DIRECTION:
Repeat every record exactly, but keep images out of the copy.

ENTRIES SHOWN:

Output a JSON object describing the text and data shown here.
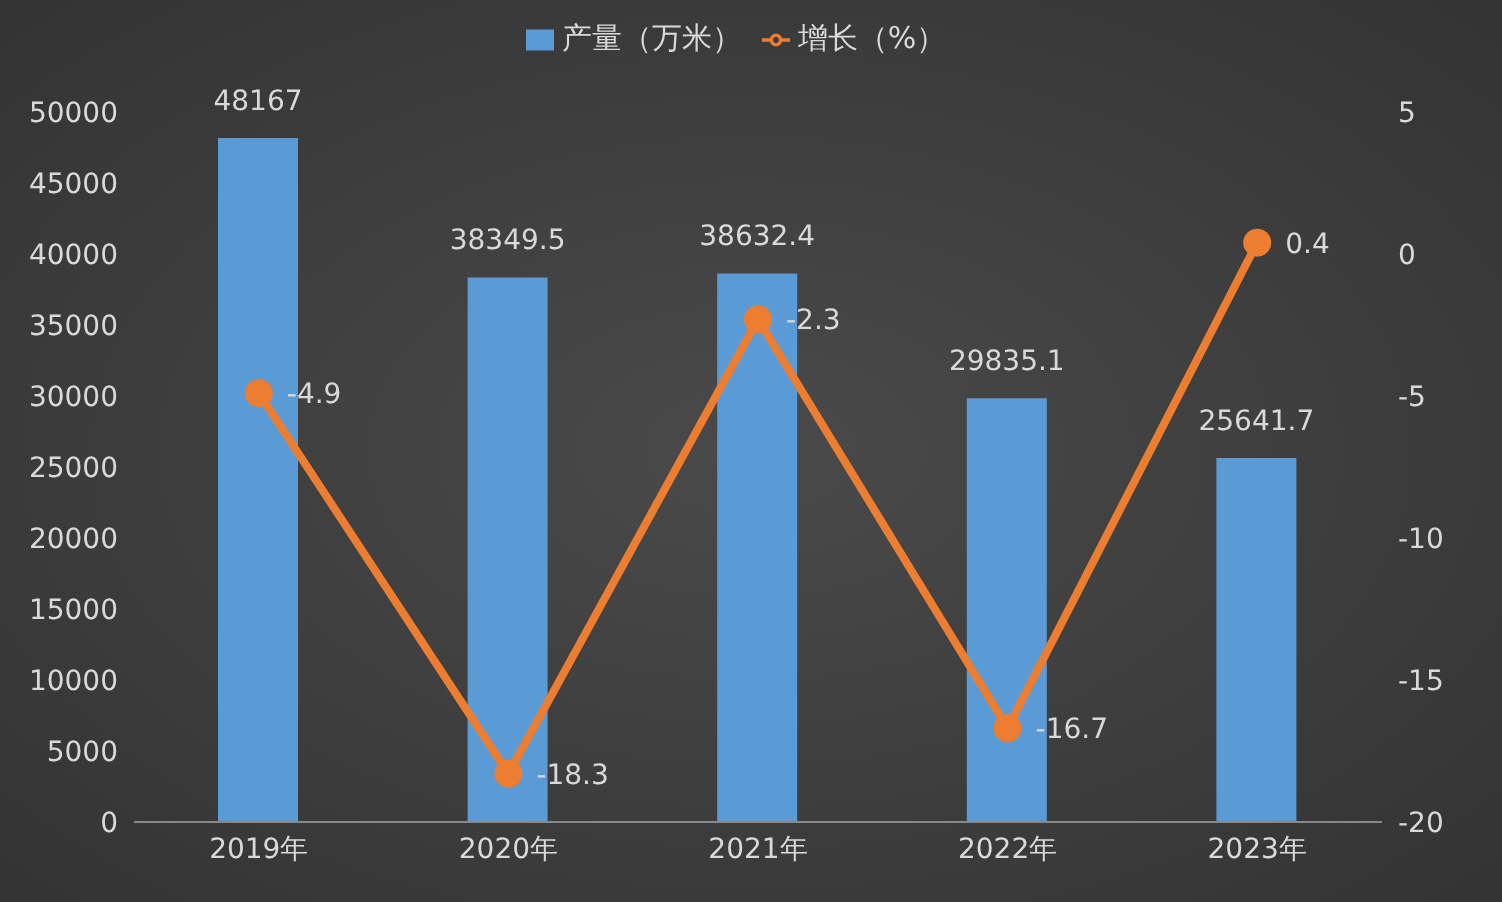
{
  "chart_data": {
    "type": "bar",
    "categories": [
      "2019年",
      "2020年",
      "2021年",
      "2022年",
      "2023年"
    ],
    "series": [
      {
        "name": "产量（万米）",
        "color": "#5b9bd5",
        "values": [
          48167,
          38349.5,
          38632.4,
          29835.1,
          25641.7
        ]
      },
      {
        "name": "增长（%）",
        "type": "line",
        "axis": "y2",
        "color": "#ed7d31",
        "values": [
          -4.9,
          -18.3,
          -2.3,
          -16.7,
          0.4
        ]
      }
    ],
    "ylim": [
      0,
      50000
    ],
    "yticks": [
      0,
      5000,
      10000,
      15000,
      20000,
      25000,
      30000,
      35000,
      40000,
      45000,
      50000
    ],
    "y2lim": [
      -20,
      5
    ],
    "y2ticks": [
      -20,
      -15,
      -10,
      -5,
      0,
      5
    ],
    "legend": "top",
    "data_labels": true,
    "marker": "circle",
    "grid": false
  }
}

WRITTEN ANSWER:
Output a JSON object describing the text and data shown here.
{
  "chart_data": {
    "type": "bar",
    "categories": [
      "2019年",
      "2020年",
      "2021年",
      "2022年",
      "2023年"
    ],
    "series": [
      {
        "name": "产量（万米）",
        "color": "#5b9bd5",
        "values": [
          48167,
          38349.5,
          38632.4,
          29835.1,
          25641.7
        ]
      },
      {
        "name": "增长（%）",
        "type": "line",
        "axis": "y2",
        "color": "#ed7d31",
        "values": [
          -4.9,
          -18.3,
          -2.3,
          -16.7,
          0.4
        ]
      }
    ],
    "ylim": [
      0,
      50000
    ],
    "yticks": [
      0,
      5000,
      10000,
      15000,
      20000,
      25000,
      30000,
      35000,
      40000,
      45000,
      50000
    ],
    "y2lim": [
      -20,
      5
    ],
    "y2ticks": [
      -20,
      -15,
      -10,
      -5,
      0,
      5
    ],
    "legend": "top",
    "data_labels": true,
    "marker": "circle",
    "grid": false
  }
}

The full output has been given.